**Problem statement:** Spot each line in the records below where the word "title" occurs, then copy it.

**Provided information:**

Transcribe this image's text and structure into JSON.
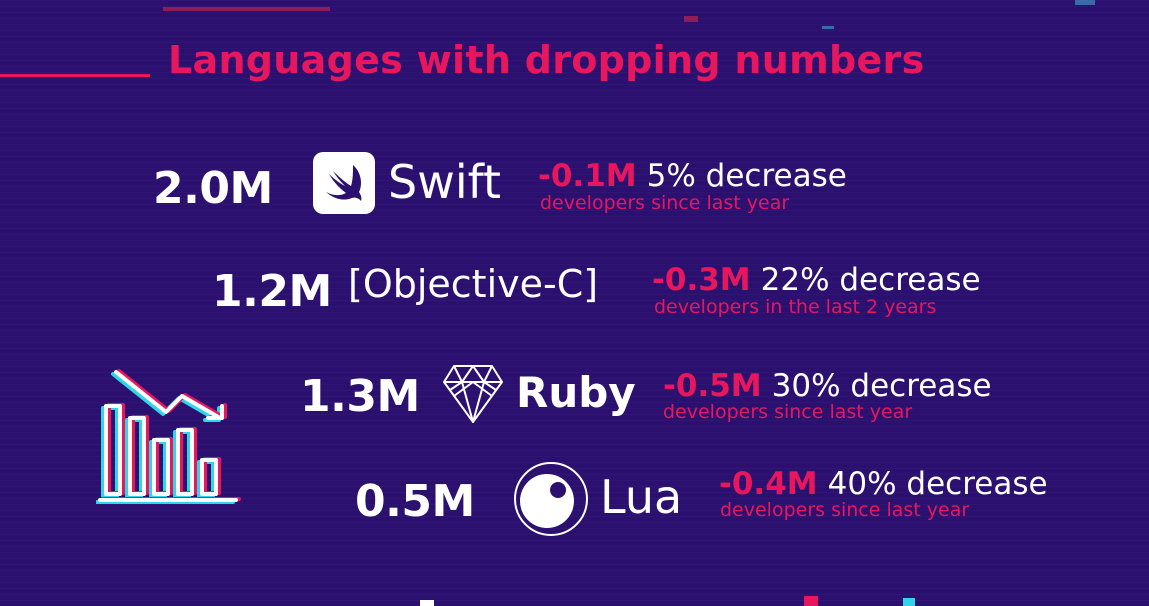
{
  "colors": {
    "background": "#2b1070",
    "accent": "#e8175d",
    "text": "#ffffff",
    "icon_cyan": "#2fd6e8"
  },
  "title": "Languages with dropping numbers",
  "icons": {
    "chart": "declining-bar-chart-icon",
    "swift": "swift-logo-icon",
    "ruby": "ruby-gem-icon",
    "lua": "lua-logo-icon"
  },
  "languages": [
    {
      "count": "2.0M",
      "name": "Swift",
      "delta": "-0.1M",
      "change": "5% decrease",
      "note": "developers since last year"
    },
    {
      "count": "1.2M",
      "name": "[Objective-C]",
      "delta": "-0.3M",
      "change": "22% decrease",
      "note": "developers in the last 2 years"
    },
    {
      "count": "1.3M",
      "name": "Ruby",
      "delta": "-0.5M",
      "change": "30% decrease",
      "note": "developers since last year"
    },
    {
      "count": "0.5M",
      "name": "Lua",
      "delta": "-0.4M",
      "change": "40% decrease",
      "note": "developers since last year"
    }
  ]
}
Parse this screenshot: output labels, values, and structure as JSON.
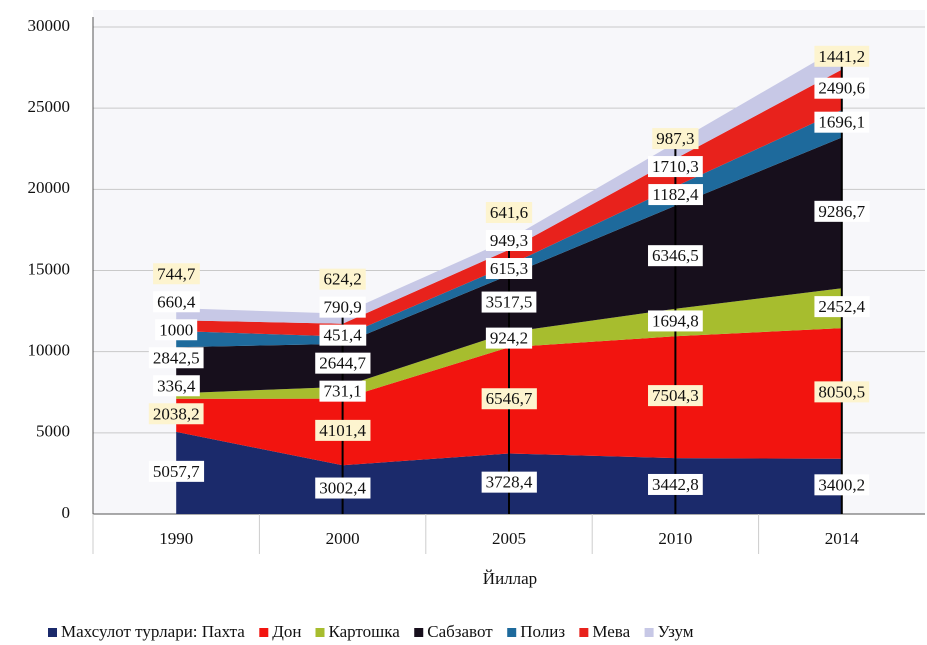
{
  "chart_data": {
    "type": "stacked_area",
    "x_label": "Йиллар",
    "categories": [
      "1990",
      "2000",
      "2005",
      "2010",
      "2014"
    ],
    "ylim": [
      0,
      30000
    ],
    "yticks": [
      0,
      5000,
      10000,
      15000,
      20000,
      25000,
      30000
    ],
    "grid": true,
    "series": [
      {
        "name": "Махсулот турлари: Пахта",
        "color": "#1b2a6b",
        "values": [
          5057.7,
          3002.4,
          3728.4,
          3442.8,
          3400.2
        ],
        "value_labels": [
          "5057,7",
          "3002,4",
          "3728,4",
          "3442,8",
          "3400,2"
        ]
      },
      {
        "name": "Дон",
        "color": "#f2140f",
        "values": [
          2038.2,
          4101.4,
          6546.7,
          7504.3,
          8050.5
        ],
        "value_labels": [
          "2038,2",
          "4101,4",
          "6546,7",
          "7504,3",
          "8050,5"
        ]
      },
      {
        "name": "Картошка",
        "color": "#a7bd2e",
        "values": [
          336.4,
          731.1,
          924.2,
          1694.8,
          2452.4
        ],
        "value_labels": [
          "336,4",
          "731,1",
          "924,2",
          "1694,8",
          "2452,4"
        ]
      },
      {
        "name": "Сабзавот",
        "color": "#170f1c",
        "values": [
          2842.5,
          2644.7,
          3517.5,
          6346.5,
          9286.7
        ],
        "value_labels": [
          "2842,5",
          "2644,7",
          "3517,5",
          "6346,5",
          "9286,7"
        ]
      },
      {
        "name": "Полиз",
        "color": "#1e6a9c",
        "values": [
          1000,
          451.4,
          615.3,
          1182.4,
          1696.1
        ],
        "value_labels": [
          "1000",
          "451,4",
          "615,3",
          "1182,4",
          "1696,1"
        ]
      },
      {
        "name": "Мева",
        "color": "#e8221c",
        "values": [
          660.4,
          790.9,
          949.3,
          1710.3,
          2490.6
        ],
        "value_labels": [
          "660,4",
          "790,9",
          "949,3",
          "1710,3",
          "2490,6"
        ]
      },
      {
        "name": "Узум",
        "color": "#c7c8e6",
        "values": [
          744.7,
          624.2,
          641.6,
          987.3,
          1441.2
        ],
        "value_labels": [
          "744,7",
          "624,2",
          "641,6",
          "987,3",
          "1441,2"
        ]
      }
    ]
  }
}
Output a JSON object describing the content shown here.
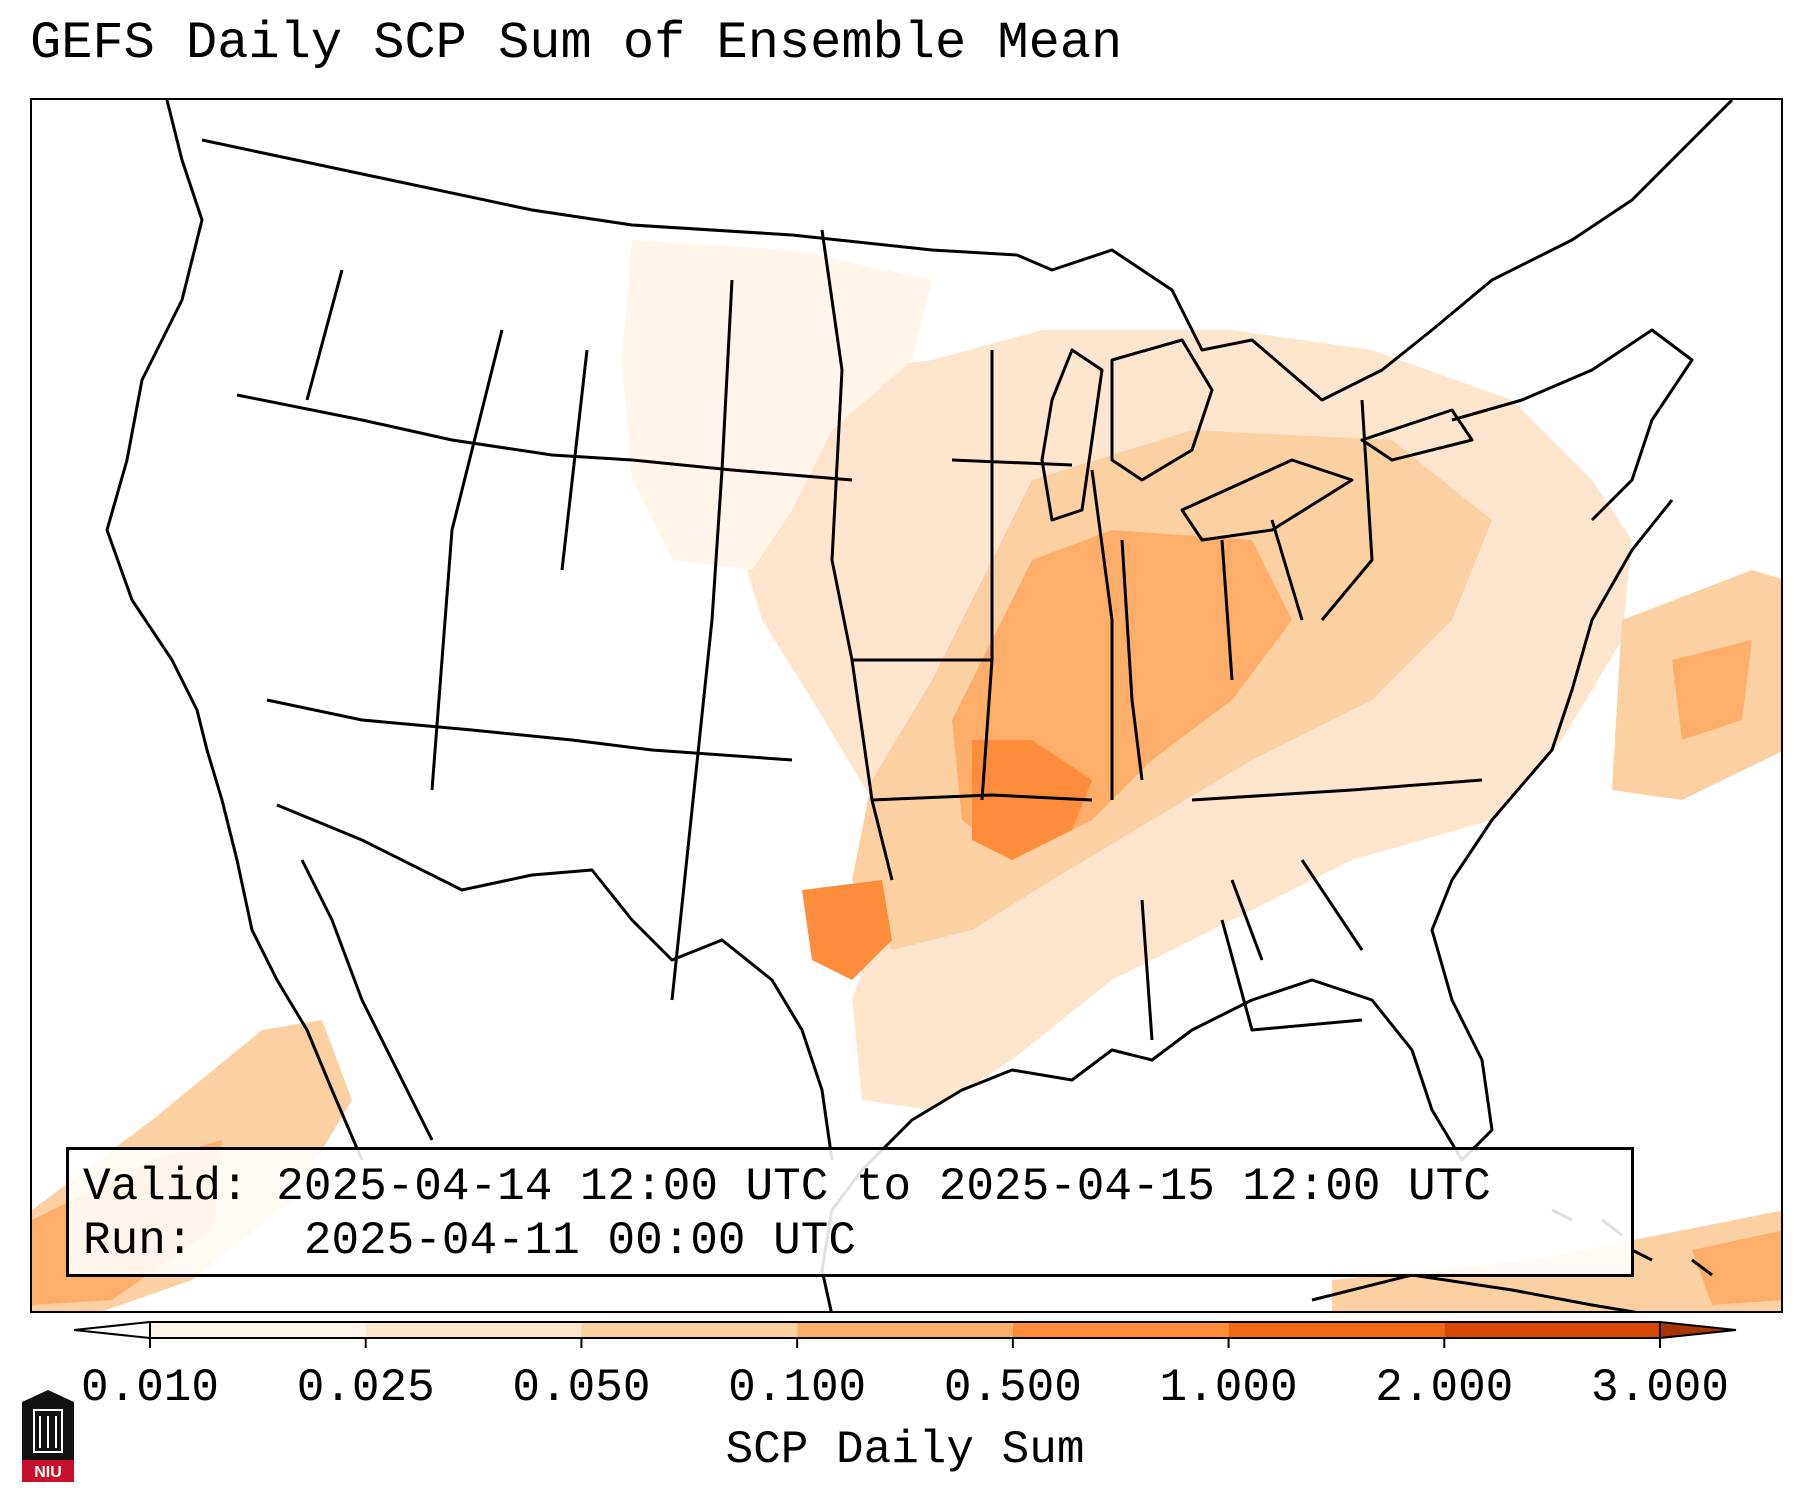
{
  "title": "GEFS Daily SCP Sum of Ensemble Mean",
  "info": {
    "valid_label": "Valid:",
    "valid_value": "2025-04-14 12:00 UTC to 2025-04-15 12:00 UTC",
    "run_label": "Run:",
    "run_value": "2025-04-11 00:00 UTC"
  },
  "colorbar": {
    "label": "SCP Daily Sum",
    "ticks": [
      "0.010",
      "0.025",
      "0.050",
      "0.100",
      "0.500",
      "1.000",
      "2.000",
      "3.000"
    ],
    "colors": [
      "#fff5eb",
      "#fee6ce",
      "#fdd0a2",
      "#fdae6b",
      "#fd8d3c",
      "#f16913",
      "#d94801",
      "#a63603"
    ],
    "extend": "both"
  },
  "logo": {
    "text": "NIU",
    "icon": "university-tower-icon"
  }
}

**Complete output:**
  "title": "Languages with dropping numbers",
  "title": "GEFS Daily SCP Sum of Ensemble Mean",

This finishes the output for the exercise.